In this exercise, return the whole listing exactly, excluding any images.

# Figure content listings

--- Start ---

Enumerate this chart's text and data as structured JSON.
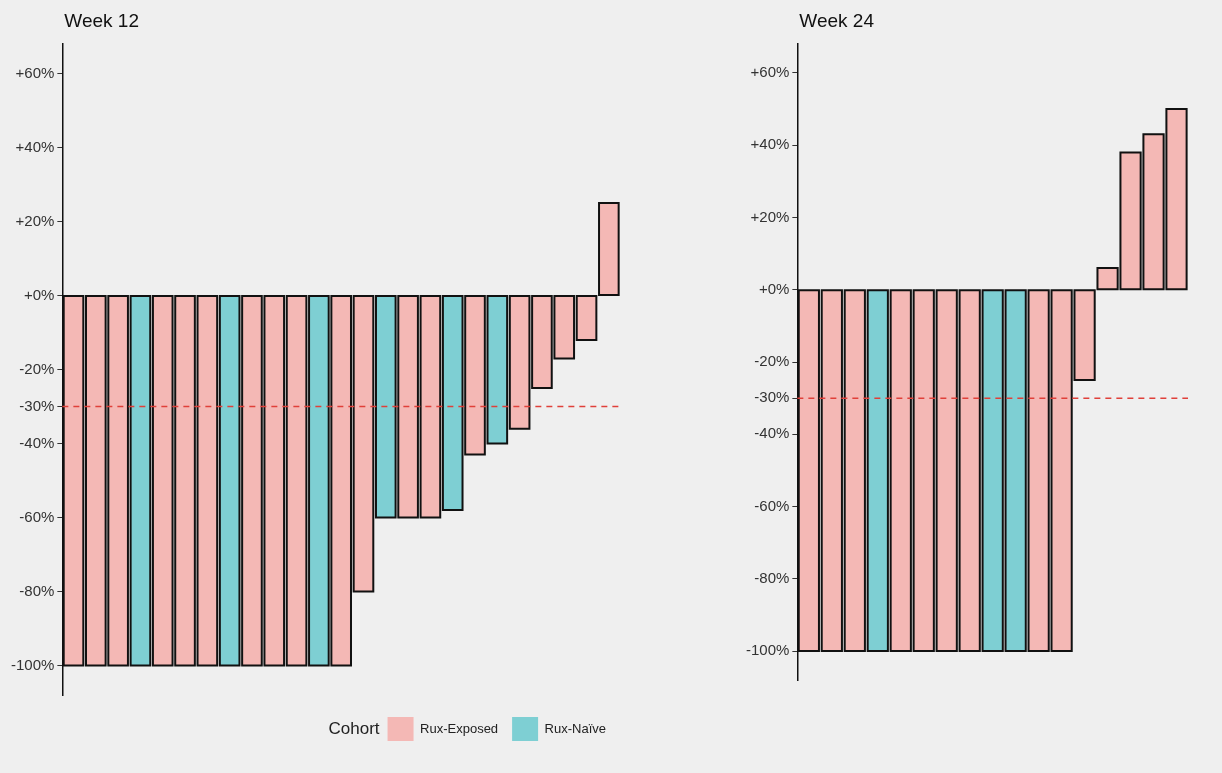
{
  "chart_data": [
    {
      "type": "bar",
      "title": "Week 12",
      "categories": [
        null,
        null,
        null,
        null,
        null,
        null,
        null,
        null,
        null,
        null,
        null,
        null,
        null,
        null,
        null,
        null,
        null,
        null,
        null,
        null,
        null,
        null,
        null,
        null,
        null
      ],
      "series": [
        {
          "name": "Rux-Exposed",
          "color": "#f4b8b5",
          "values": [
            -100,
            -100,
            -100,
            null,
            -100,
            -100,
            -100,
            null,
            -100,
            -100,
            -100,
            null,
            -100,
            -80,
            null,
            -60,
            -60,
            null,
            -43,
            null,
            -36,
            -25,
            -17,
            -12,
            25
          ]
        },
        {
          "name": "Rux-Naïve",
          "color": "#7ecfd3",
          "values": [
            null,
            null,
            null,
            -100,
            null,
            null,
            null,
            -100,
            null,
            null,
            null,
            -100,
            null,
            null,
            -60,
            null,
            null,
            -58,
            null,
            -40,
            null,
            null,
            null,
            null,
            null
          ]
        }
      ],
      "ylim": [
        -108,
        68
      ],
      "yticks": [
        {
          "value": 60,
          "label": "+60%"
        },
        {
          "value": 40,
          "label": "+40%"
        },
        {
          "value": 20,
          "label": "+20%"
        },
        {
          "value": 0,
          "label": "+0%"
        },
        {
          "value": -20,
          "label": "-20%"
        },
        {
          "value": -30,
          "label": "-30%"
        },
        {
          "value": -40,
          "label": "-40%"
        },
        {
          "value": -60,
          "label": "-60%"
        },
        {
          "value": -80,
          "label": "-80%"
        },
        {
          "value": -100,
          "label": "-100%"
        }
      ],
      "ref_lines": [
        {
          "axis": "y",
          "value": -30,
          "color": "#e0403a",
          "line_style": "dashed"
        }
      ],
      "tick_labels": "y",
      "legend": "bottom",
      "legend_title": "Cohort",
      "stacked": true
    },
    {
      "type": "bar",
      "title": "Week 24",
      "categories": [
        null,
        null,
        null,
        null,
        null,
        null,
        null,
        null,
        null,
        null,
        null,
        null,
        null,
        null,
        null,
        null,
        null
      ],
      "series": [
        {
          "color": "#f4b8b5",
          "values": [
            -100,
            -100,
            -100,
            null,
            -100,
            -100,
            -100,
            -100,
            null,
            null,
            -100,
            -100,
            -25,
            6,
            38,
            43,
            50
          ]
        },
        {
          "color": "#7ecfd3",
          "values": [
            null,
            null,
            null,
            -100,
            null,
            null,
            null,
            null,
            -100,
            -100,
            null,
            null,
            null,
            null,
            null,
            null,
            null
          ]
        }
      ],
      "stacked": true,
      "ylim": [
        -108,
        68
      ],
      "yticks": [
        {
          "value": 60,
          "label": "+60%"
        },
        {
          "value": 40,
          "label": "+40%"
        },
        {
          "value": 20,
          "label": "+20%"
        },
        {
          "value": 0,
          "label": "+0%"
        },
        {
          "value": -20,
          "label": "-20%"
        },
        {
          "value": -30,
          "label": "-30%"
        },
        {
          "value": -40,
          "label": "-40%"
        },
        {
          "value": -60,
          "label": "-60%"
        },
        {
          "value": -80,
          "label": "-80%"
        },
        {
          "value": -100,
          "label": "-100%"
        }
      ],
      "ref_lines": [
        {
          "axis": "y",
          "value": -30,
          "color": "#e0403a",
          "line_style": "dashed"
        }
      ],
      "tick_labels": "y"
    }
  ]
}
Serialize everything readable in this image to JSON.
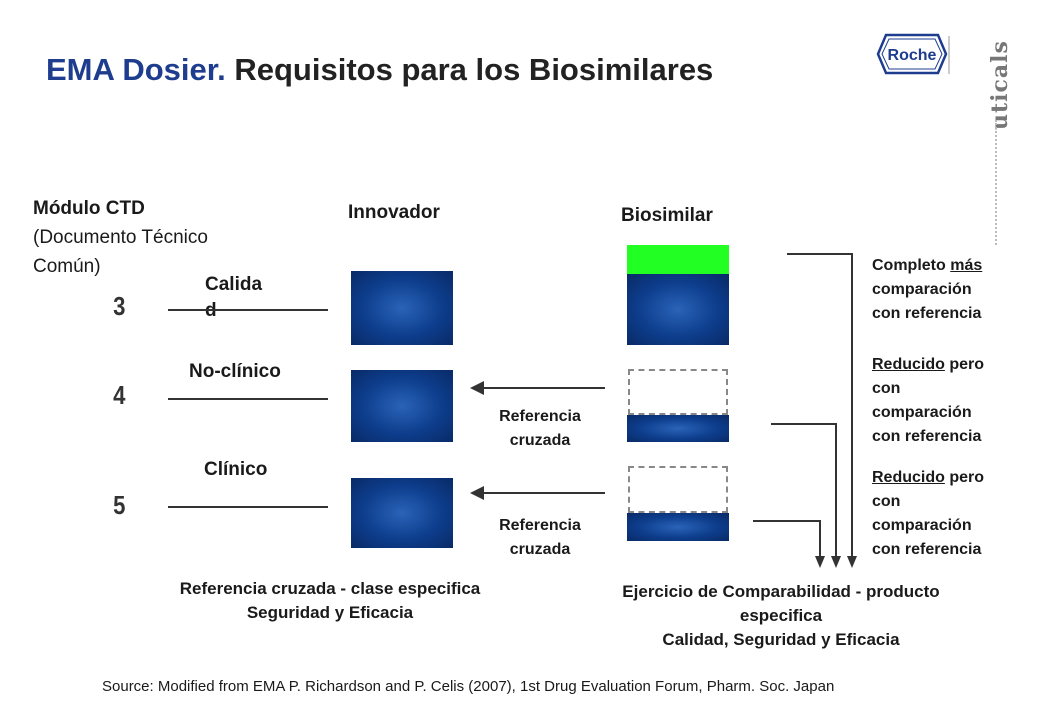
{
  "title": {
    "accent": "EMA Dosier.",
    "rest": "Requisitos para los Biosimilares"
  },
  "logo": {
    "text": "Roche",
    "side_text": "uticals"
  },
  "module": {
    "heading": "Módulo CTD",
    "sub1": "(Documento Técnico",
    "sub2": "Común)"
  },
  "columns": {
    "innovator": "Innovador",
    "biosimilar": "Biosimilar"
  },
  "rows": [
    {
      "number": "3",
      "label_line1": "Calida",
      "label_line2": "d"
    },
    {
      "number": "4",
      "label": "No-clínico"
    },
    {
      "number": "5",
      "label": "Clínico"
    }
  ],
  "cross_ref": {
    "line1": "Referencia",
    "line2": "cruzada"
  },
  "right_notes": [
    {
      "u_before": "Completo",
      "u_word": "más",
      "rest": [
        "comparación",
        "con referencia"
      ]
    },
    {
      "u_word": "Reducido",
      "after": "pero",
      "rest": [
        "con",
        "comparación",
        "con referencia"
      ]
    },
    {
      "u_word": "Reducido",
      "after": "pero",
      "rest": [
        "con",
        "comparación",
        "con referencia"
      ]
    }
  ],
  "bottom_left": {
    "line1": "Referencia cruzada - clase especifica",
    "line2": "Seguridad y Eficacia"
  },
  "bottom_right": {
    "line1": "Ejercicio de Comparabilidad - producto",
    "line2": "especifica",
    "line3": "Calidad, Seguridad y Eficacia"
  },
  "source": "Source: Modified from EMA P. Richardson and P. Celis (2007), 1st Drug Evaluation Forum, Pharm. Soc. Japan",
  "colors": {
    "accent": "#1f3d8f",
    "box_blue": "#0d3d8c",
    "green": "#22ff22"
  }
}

--- End ---

# Answer to the problem
Enumerate this chart's text and data as structured JSON.
{
  "chart_data": [
    {
      "type": "bar",
      "title": "Week 12",
      "categories": [
        null,
        null,
        null,
        null,
        null,
        null,
        null,
        null,
        null,
        null,
        null,
        null,
        null,
        null,
        null,
        null,
        null,
        null,
        null,
        null,
        null,
        null,
        null,
        null,
        null
      ],
      "series": [
        {
          "name": "Rux-Exposed",
          "color": "#f4b8b5",
          "values": [
            -100,
            -100,
            -100,
            null,
            -100,
            -100,
            -100,
            null,
            -100,
            -100,
            -100,
            null,
            -100,
            -80,
            null,
            -60,
            -60,
            null,
            -43,
            null,
            -36,
            -25,
            -17,
            -12,
            25
          ]
        },
        {
          "name": "Rux-Naïve",
          "color": "#7ecfd3",
          "values": [
            null,
            null,
            null,
            -100,
            null,
            null,
            null,
            -100,
            null,
            null,
            null,
            -100,
            null,
            null,
            -60,
            null,
            null,
            -58,
            null,
            -40,
            null,
            null,
            null,
            null,
            null
          ]
        }
      ],
      "ylim": [
        -108,
        68
      ],
      "yticks": [
        {
          "value": 60,
          "label": "+60%"
        },
        {
          "value": 40,
          "label": "+40%"
        },
        {
          "value": 20,
          "label": "+20%"
        },
        {
          "value": 0,
          "label": "+0%"
        },
        {
          "value": -20,
          "label": "-20%"
        },
        {
          "value": -30,
          "label": "-30%"
        },
        {
          "value": -40,
          "label": "-40%"
        },
        {
          "value": -60,
          "label": "-60%"
        },
        {
          "value": -80,
          "label": "-80%"
        },
        {
          "value": -100,
          "label": "-100%"
        }
      ],
      "ref_lines": [
        {
          "axis": "y",
          "value": -30,
          "color": "#e0403a",
          "line_style": "dashed"
        }
      ],
      "tick_labels": "y",
      "legend": "bottom",
      "legend_title": "Cohort",
      "stacked": true
    },
    {
      "type": "bar",
      "title": "Week 24",
      "categories": [
        null,
        null,
        null,
        null,
        null,
        null,
        null,
        null,
        null,
        null,
        null,
        null,
        null,
        null,
        null,
        null,
        null
      ],
      "series": [
        {
          "color": "#f4b8b5",
          "values": [
            -100,
            -100,
            -100,
            null,
            -100,
            -100,
            -100,
            -100,
            null,
            null,
            -100,
            -100,
            -25,
            6,
            38,
            43,
            50
          ]
        },
        {
          "color": "#7ecfd3",
          "values": [
            null,
            null,
            null,
            -100,
            null,
            null,
            null,
            null,
            -100,
            -100,
            null,
            null,
            null,
            null,
            null,
            null,
            null
          ]
        }
      ],
      "stacked": true,
      "ylim": [
        -108,
        68
      ],
      "yticks": [
        {
          "value": 60,
          "label": "+60%"
        },
        {
          "value": 40,
          "label": "+40%"
        },
        {
          "value": 20,
          "label": "+20%"
        },
        {
          "value": 0,
          "label": "+0%"
        },
        {
          "value": -20,
          "label": "-20%"
        },
        {
          "value": -30,
          "label": "-30%"
        },
        {
          "value": -40,
          "label": "-40%"
        },
        {
          "value": -60,
          "label": "-60%"
        },
        {
          "value": -80,
          "label": "-80%"
        },
        {
          "value": -100,
          "label": "-100%"
        }
      ],
      "ref_lines": [
        {
          "axis": "y",
          "value": -30,
          "color": "#e0403a",
          "line_style": "dashed"
        }
      ],
      "tick_labels": "y"
    }
  ]
}
Serialize everything readable in this image to JSON.
{
  "title": {
    "accent": "EMA Dosier.",
    "rest": "Requisitos para los Biosimilares"
  },
  "logo": {
    "text": "Roche",
    "side_text": "uticals"
  },
  "module": {
    "heading": "Módulo CTD",
    "sub1": "(Documento Técnico",
    "sub2": "Común)"
  },
  "columns": {
    "innovator": "Innovador",
    "biosimilar": "Biosimilar"
  },
  "rows": [
    {
      "number": "3",
      "label_line1": "Calida",
      "label_line2": "d"
    },
    {
      "number": "4",
      "label": "No-clínico"
    },
    {
      "number": "5",
      "label": "Clínico"
    }
  ],
  "cross_ref": {
    "line1": "Referencia",
    "line2": "cruzada"
  },
  "right_notes": [
    {
      "u_before": "Completo",
      "u_word": "más",
      "rest": [
        "comparación",
        "con referencia"
      ]
    },
    {
      "u_word": "Reducido",
      "after": "pero",
      "rest": [
        "con",
        "comparación",
        "con referencia"
      ]
    },
    {
      "u_word": "Reducido",
      "after": "pero",
      "rest": [
        "con",
        "comparación",
        "con referencia"
      ]
    }
  ],
  "bottom_left": {
    "line1": "Referencia cruzada - clase especifica",
    "line2": "Seguridad y Eficacia"
  },
  "bottom_right": {
    "line1": "Ejercicio de Comparabilidad - producto",
    "line2": "especifica",
    "line3": "Calidad, Seguridad y Eficacia"
  },
  "source": "Source: Modified from EMA P. Richardson and P. Celis (2007), 1st Drug Evaluation Forum, Pharm. Soc. Japan",
  "colors": {
    "accent": "#1f3d8f",
    "box_blue": "#0d3d8c",
    "green": "#22ff22"
  }
}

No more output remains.